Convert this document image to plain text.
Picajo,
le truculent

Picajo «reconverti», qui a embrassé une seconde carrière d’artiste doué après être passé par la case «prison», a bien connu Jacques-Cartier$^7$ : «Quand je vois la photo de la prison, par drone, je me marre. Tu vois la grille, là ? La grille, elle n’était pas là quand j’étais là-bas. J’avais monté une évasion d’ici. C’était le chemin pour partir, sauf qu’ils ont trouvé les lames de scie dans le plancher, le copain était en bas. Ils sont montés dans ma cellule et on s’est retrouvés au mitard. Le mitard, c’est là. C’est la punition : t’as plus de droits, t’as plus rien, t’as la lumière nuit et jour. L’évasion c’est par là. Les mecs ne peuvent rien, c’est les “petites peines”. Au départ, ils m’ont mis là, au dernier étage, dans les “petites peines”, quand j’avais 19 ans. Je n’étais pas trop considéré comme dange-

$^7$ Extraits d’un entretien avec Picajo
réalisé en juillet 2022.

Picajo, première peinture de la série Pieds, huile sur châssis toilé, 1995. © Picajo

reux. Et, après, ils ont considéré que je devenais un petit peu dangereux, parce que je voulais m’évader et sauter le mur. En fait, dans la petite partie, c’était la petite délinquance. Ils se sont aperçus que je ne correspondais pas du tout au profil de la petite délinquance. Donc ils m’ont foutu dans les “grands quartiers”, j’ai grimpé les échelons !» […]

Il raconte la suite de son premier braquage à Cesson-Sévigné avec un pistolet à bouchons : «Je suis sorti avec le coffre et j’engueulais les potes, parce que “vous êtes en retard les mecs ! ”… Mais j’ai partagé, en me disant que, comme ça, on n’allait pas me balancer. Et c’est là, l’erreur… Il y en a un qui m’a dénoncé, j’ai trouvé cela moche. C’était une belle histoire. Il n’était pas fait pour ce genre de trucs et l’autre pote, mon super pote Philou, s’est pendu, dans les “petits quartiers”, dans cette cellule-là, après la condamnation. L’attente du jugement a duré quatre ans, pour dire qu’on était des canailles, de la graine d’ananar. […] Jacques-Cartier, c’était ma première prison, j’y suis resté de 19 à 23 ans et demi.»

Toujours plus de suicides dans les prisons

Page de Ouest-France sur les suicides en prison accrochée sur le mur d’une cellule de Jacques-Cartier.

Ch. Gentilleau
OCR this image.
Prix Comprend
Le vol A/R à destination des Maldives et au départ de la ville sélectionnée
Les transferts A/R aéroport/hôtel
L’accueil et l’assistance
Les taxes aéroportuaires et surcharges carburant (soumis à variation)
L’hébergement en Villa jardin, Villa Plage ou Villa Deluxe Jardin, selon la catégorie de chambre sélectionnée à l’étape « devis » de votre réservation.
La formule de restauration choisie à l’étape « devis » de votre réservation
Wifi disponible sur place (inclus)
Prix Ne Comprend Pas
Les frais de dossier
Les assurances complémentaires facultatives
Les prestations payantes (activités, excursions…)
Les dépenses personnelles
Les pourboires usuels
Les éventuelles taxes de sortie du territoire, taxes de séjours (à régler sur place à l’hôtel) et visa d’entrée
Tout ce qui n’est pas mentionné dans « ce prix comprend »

§ **WORK INSTRUCTIONS**
Compute the number of lines above that contain the string "place". Reply with that value only.

§ **ANSWER TO THIS EXERCISE**
2